◆ **Goal**
In the listing below, count the lines containing the string "snímač" and state only the number.

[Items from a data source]
----------------
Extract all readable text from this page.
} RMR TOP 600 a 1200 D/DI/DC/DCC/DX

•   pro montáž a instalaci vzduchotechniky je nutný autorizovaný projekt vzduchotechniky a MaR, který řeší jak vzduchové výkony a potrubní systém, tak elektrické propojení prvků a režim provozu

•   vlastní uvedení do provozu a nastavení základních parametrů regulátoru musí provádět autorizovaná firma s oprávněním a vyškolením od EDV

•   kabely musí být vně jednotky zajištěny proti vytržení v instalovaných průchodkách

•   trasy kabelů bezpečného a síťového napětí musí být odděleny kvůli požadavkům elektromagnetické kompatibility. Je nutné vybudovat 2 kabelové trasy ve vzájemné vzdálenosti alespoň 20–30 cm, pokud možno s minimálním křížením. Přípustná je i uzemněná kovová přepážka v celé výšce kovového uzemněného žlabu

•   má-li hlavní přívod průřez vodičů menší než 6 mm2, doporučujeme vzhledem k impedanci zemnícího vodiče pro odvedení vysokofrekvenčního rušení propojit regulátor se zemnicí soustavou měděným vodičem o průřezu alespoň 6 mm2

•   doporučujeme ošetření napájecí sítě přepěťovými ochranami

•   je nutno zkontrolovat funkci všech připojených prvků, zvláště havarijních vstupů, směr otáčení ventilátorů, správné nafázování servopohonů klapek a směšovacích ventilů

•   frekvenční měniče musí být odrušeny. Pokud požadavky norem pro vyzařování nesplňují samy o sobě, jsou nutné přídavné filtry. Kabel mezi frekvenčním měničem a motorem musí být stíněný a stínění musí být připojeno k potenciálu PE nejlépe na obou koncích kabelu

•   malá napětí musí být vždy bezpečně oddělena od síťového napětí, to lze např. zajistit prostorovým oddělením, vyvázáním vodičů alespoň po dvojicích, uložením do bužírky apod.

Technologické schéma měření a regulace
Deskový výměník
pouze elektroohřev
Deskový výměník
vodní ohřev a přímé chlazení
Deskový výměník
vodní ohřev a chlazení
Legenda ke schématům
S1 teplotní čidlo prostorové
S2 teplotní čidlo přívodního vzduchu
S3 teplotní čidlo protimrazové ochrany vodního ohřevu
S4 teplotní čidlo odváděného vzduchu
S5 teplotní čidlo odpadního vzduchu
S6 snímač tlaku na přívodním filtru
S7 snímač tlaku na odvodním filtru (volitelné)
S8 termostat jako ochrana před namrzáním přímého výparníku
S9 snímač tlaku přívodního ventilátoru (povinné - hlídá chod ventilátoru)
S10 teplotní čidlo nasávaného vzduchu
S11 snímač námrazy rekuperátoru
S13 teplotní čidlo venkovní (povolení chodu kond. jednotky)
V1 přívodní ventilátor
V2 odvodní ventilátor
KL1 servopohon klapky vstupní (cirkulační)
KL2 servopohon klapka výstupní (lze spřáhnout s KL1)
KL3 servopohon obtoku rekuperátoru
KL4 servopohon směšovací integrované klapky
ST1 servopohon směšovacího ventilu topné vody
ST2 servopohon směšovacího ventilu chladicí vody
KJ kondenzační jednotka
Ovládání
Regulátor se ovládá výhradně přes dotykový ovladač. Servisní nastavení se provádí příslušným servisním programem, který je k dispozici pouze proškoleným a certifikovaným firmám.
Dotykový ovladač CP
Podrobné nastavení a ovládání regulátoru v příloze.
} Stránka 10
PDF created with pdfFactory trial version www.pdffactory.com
----------------
◆ **Answer to this exercise**
4